§ **OBJECTIVE**: Find the word "data" in the listing; pull out each line holding it.

#### SOURCE MATERIAL

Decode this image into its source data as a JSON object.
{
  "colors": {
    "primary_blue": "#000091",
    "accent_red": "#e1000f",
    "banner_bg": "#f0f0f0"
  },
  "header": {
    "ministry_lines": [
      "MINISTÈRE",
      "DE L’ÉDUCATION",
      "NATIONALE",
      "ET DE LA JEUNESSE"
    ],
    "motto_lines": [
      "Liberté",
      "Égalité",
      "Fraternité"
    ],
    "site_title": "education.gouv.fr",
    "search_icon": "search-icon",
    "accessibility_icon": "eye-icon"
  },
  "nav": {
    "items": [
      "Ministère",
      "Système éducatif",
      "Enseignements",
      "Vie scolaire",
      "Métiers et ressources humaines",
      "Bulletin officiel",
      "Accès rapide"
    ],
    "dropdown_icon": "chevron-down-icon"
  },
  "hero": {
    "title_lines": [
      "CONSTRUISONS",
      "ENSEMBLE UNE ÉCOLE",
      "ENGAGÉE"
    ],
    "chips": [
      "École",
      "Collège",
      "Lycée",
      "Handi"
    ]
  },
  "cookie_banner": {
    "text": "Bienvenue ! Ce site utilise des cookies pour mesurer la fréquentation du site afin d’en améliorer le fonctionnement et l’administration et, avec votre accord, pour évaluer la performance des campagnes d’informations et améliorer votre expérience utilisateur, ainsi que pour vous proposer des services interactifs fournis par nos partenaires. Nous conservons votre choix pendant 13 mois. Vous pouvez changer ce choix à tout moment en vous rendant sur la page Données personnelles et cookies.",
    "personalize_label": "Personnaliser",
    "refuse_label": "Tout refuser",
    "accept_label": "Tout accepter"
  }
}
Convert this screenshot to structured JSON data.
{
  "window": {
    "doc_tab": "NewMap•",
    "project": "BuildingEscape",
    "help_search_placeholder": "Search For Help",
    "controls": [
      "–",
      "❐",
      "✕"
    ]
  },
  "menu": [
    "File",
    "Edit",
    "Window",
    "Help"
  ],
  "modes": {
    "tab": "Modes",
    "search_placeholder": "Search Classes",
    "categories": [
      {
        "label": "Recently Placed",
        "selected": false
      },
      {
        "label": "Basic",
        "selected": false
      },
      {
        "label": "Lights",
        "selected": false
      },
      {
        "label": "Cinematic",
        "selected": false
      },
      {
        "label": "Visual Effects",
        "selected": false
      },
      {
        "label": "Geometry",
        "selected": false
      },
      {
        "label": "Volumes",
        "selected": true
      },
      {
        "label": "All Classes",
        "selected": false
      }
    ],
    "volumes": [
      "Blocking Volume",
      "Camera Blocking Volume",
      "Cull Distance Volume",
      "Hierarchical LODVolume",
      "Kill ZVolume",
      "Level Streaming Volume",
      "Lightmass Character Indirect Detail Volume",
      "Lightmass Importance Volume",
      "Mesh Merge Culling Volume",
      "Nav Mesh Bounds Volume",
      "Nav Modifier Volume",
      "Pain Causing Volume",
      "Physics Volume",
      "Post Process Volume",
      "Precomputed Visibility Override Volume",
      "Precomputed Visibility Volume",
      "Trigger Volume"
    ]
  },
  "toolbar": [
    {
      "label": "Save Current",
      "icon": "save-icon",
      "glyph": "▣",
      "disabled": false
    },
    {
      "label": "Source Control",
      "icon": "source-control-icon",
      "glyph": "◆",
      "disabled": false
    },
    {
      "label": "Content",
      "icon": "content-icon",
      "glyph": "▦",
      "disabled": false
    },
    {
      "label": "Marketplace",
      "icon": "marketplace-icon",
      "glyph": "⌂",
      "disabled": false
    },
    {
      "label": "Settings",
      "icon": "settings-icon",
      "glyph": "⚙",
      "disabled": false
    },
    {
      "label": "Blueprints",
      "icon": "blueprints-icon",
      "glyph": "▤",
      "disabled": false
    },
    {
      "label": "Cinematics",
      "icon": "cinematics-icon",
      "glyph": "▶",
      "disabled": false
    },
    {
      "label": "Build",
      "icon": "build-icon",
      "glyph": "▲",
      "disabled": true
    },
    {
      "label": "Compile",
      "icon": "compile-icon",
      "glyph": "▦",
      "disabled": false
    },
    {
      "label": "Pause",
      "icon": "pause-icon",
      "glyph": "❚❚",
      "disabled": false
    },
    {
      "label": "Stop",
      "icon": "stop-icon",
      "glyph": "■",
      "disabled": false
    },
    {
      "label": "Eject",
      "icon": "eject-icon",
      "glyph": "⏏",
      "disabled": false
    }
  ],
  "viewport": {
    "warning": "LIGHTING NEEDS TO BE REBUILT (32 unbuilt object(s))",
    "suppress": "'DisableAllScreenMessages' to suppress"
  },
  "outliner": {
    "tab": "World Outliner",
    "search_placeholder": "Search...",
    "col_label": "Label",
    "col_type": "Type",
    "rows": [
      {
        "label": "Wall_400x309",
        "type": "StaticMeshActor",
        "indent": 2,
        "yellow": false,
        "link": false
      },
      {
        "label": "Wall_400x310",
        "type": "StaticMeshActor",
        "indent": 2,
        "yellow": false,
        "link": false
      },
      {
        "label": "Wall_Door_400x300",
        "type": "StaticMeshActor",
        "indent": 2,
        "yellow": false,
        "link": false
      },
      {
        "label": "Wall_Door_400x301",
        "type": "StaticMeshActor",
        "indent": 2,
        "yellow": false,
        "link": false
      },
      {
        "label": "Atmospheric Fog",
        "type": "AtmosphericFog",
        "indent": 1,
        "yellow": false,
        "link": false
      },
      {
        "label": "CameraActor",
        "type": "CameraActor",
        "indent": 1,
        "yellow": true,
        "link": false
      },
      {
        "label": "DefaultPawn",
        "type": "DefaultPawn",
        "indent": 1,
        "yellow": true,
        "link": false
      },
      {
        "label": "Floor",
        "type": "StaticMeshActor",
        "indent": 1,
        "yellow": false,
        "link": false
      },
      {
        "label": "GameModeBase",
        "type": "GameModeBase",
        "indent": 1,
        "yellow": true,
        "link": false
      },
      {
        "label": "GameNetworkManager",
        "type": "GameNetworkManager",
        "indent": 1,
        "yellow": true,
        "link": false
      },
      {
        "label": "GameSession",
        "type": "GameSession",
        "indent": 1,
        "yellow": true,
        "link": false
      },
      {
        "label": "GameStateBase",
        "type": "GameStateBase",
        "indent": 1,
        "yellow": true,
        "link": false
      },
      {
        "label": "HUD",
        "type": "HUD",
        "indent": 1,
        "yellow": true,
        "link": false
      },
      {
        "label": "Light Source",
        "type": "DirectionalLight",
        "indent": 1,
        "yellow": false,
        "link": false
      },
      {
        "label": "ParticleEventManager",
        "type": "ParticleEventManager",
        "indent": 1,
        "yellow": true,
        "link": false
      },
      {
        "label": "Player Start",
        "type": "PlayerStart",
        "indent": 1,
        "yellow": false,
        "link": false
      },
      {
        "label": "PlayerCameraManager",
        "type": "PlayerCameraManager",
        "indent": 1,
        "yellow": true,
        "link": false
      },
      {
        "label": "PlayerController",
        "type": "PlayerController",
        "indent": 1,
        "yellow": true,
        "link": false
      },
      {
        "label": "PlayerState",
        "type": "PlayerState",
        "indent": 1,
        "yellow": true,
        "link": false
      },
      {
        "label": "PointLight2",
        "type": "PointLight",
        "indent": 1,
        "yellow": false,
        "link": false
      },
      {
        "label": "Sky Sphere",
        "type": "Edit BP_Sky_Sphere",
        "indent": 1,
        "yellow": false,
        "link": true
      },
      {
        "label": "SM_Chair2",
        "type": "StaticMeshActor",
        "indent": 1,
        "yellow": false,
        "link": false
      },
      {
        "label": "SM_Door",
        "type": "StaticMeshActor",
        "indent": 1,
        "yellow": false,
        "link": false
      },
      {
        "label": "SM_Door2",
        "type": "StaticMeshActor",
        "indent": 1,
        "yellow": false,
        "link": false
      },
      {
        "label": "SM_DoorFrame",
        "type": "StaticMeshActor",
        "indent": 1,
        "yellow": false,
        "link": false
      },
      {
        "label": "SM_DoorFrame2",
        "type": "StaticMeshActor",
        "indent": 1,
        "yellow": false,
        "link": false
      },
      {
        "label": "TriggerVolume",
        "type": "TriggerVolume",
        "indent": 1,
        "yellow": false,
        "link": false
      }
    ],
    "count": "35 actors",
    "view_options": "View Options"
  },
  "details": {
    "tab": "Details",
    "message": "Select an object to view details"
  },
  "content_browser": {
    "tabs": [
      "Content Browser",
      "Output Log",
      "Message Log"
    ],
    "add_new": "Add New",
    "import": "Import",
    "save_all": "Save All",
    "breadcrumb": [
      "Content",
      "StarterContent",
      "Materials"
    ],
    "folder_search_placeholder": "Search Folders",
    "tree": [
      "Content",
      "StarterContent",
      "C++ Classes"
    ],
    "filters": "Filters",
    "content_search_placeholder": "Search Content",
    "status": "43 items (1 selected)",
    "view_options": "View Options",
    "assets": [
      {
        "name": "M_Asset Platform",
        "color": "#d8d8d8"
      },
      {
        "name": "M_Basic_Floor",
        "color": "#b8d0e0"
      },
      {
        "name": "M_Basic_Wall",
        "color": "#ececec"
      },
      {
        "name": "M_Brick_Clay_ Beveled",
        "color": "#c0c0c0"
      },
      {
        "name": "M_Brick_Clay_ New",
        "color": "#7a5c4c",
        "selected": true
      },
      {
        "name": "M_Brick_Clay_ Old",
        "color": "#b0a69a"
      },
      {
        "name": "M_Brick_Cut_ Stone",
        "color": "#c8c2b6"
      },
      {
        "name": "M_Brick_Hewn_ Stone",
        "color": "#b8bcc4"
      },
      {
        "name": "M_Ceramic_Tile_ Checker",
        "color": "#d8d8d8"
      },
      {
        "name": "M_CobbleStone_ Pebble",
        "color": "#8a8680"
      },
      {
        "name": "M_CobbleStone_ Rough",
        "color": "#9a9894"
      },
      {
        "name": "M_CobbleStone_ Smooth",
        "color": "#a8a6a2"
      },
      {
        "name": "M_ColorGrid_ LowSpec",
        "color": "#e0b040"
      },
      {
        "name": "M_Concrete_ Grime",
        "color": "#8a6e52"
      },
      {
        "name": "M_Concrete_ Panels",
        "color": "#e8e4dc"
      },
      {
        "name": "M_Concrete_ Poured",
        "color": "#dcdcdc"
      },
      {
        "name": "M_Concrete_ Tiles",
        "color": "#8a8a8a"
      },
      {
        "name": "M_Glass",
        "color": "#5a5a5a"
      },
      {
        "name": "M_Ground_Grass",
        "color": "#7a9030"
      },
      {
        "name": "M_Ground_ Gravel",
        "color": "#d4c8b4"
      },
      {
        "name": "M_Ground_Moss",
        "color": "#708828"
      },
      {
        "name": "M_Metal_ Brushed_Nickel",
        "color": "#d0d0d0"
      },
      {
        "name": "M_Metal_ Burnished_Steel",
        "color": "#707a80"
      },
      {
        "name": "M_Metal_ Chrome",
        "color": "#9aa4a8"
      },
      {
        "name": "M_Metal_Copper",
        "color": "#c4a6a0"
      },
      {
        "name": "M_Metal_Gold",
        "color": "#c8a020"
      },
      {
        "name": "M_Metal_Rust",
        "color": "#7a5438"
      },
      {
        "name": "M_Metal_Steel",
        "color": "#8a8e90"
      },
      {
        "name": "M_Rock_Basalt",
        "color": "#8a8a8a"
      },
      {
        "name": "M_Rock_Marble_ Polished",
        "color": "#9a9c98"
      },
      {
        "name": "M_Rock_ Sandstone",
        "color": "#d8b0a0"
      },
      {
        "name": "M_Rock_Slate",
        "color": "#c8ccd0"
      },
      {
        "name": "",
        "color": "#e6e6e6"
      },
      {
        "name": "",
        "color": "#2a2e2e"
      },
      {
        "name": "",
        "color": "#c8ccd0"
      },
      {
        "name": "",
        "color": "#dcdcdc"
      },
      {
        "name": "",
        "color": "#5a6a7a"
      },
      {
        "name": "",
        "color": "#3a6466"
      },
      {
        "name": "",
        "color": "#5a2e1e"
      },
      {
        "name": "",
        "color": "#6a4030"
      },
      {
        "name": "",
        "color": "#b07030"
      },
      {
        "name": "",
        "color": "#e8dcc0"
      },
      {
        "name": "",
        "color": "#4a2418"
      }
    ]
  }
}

########

§ **THE RESPONSE**:
Decode this image into its source data as a JSON object.
Convert this screenshot to structured JSON data.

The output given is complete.